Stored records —
○ ○ ○ ○ ○

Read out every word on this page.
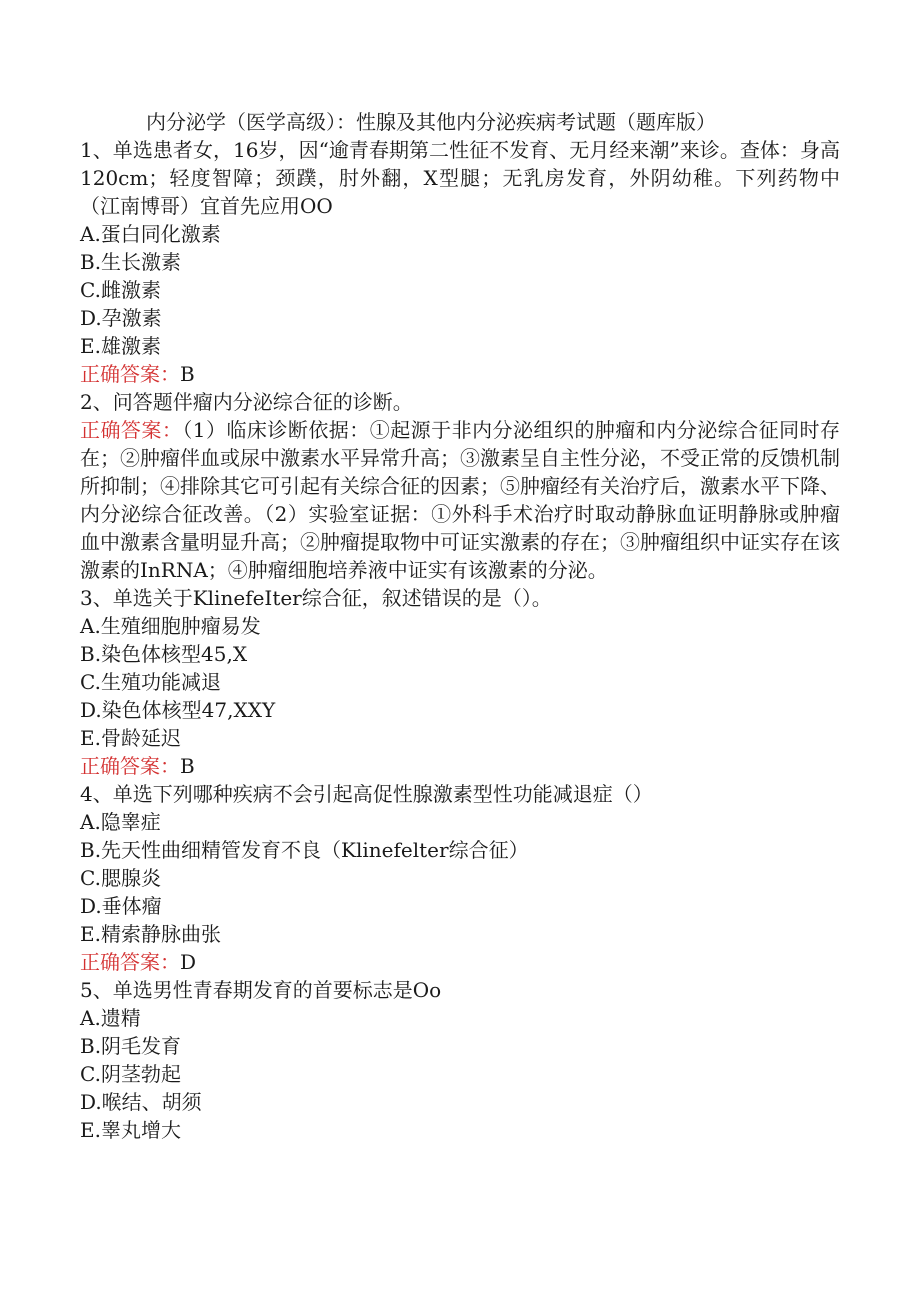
内分泌学（医学高级）：性腺及其他内分泌疾病考试题（题库版）
1、单选患者女，16岁，因“逾青春期第二性征不发育、无月经来潮”来诊。查体：身高120cm；轻度智障；颈蹼，肘外翻，X型腿；无乳房发育，外阴幼稚。下列药物中（江南博哥）宜首先应用OO
A.蛋白同化激素
B.生长激素
C.雌激素
D.孕激素
E.雄激素
正确答案：B
2、问答题伴瘤内分泌综合征的诊断。
正确答案：（1）临床诊断依据：①起源于非内分泌组织的肿瘤和内分泌综合征同时存在；②肿瘤伴血或尿中激素水平异常升高；③激素呈自主性分泌，不受正常的反馈机制所抑制；④排除其它可引起有关综合征的因素；⑤肿瘤经有关治疗后，激素水平下降、内分泌综合征改善。（2）实验室证据：①外科手术治疗时取动静脉血证明静脉或肿瘤血中激素含量明显升高；②肿瘤提取物中可证实激素的存在；③肿瘤组织中证实存在该激素的InRNA；④肿瘤细胞培养液中证实有该激素的分泌。
3、单选关于KlinefeIter综合征，叙述错误的是（）。
A.生殖细胞肿瘤易发
B.染色体核型45,X
C.生殖功能减退
D.染色体核型47,XXY
E.骨龄延迟
正确答案：B
4、单选下列哪种疾病不会引起高促性腺激素型性功能减退症（）
A.隐睾症
B.先天性曲细精管发育不良（Klinefelter综合征）
C.腮腺炎
D.垂体瘤
E.精索静脉曲张
正确答案：D
5、单选男性青春期发育的首要标志是Oo
A.遗精
B.阴毛发育
C.阴茎勃起
D.喉结、胡须
E.睾丸增大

○ ○ ○ ○ ○

YOUR OBJECTIVE — Write out each entry exactly as given, omitting any picture.

EXERCISE ANSWER —
Read out every word on this page.
内分泌学（医学高级）：性腺及其他内分泌疾病考试题（题库版）
1、单选患者女，16岁，因“逾青春期第二性征不发育、无月经来潮”来诊。查体：身高120cm；轻度智障；颈蹼，肘外翻，X型腿；无乳房发育，外阴幼稚。下列药物中（江南博哥）宜首先应用OO
A.蛋白同化激素
B.生长激素
C.雌激素
D.孕激素
E.雄激素
正确答案：B
2、问答题伴瘤内分泌综合征的诊断。
正确答案：（1）临床诊断依据：①起源于非内分泌组织的肿瘤和内分泌综合征同时存在；②肿瘤伴血或尿中激素水平异常升高；③激素呈自主性分泌，不受正常的反馈机制所抑制；④排除其它可引起有关综合征的因素；⑤肿瘤经有关治疗后，激素水平下降、内分泌综合征改善。（2）实验室证据：①外科手术治疗时取动静脉血证明静脉或肿瘤血中激素含量明显升高；②肿瘤提取物中可证实激素的存在；③肿瘤组织中证实存在该激素的InRNA；④肿瘤细胞培养液中证实有该激素的分泌。
3、单选关于KlinefeIter综合征，叙述错误的是（）。
A.生殖细胞肿瘤易发
B.染色体核型45,X
C.生殖功能减退
D.染色体核型47,XXY
E.骨龄延迟
正确答案：B
4、单选下列哪种疾病不会引起高促性腺激素型性功能减退症（）
A.隐睾症
B.先天性曲细精管发育不良（Klinefelter综合征）
C.腮腺炎
D.垂体瘤
E.精索静脉曲张
正确答案：D
5、单选男性青春期发育的首要标志是Oo
A.遗精
B.阴毛发育
C.阴茎勃起
D.喉结、胡须
E.睾丸增大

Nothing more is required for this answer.